(Dataset rows about figures)
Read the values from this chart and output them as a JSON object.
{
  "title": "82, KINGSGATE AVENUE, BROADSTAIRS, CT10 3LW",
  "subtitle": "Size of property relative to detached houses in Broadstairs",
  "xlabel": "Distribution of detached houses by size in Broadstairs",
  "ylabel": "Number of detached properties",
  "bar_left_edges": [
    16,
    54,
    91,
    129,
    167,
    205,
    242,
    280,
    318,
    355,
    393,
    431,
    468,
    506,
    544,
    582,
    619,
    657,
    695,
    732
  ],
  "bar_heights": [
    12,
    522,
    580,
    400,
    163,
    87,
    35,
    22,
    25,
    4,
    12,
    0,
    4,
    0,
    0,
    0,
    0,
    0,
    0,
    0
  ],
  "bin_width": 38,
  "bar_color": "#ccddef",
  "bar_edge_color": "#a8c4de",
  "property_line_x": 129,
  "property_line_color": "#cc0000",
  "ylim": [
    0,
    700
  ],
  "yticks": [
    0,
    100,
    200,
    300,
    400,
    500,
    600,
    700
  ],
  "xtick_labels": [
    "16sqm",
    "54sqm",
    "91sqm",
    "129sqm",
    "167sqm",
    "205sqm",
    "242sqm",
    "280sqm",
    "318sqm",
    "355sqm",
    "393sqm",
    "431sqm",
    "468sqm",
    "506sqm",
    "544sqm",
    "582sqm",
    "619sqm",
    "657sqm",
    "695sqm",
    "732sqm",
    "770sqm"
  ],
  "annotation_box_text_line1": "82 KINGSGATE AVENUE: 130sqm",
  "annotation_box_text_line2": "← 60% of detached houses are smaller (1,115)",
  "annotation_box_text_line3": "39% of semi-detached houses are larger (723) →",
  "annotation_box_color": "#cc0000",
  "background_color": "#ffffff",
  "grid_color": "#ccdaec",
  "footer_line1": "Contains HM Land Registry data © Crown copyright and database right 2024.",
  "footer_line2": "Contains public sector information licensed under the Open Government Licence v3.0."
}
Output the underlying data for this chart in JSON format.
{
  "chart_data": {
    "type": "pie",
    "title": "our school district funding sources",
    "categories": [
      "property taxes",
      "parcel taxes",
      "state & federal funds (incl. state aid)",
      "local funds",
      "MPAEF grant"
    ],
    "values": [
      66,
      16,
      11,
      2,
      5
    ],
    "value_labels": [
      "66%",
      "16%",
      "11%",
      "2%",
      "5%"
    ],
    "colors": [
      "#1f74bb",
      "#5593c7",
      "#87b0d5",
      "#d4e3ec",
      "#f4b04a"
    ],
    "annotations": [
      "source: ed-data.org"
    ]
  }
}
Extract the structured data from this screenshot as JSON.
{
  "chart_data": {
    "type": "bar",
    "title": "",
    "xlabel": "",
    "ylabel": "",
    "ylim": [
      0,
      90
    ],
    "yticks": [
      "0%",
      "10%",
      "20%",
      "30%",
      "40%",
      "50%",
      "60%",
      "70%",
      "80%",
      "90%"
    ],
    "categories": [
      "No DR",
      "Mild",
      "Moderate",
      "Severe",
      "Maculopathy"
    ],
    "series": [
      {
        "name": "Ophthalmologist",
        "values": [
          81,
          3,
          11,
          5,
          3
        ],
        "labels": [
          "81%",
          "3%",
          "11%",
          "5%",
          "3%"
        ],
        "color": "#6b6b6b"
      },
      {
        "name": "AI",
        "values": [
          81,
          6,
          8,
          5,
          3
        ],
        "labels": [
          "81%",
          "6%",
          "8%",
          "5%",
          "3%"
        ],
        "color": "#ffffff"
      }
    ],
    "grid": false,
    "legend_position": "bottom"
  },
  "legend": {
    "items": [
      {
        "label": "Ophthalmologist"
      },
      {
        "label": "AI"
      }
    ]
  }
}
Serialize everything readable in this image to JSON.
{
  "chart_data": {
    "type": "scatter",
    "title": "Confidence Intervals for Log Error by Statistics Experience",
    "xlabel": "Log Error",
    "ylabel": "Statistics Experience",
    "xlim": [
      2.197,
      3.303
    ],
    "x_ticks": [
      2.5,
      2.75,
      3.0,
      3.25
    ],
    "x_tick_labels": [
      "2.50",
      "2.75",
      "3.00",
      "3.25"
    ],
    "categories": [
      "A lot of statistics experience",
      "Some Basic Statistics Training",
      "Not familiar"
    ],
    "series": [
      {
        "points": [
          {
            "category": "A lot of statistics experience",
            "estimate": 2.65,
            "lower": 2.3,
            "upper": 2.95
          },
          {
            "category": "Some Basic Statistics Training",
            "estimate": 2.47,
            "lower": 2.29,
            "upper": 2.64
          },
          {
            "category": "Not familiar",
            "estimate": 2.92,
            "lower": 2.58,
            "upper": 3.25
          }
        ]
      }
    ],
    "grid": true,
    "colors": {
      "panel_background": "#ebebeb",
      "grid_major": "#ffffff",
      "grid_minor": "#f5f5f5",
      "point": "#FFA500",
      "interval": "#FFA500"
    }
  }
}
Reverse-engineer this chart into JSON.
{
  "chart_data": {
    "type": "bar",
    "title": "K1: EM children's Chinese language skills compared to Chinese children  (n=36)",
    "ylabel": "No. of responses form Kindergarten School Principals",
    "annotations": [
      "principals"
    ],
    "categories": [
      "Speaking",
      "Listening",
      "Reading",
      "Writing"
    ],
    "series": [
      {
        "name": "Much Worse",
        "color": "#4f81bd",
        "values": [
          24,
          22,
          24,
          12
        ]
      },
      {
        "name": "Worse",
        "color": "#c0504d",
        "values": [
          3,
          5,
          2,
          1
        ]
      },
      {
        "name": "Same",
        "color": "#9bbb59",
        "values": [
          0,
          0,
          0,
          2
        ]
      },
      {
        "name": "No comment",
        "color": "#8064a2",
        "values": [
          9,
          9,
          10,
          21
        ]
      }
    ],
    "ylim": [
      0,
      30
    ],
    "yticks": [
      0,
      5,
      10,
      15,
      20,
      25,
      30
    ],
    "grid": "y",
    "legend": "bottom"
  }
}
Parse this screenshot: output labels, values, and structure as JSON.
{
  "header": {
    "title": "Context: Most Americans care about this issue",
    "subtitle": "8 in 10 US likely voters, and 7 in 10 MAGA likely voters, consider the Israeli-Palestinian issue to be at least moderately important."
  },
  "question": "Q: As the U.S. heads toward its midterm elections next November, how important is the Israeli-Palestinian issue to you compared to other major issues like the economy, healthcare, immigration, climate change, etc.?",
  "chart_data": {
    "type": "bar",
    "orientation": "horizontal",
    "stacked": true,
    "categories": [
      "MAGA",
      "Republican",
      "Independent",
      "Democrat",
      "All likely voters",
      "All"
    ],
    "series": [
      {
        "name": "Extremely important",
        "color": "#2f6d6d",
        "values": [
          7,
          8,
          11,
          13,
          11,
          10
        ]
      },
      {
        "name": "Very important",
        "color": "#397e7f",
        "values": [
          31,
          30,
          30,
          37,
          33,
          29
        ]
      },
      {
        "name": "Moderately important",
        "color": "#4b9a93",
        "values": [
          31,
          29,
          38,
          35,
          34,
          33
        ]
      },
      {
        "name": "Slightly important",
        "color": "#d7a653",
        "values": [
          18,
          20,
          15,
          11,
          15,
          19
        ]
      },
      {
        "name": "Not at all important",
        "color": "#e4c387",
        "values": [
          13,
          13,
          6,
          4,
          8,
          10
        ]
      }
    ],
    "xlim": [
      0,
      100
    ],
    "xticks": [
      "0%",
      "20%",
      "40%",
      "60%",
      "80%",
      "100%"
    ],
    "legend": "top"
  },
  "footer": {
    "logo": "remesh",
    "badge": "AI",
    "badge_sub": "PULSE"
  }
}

▸ **SHORT EXERCISE**:
Search the records for the word "ylabel", then list every line that has it.

▸ **ANSWER TO THE TASK**:
  "ylabel": "Number of detached properties",
    "ylabel": "",
    "ylabel": "Statistics Experience",
    "ylabel": "No. of responses form Kindergarten School Principals",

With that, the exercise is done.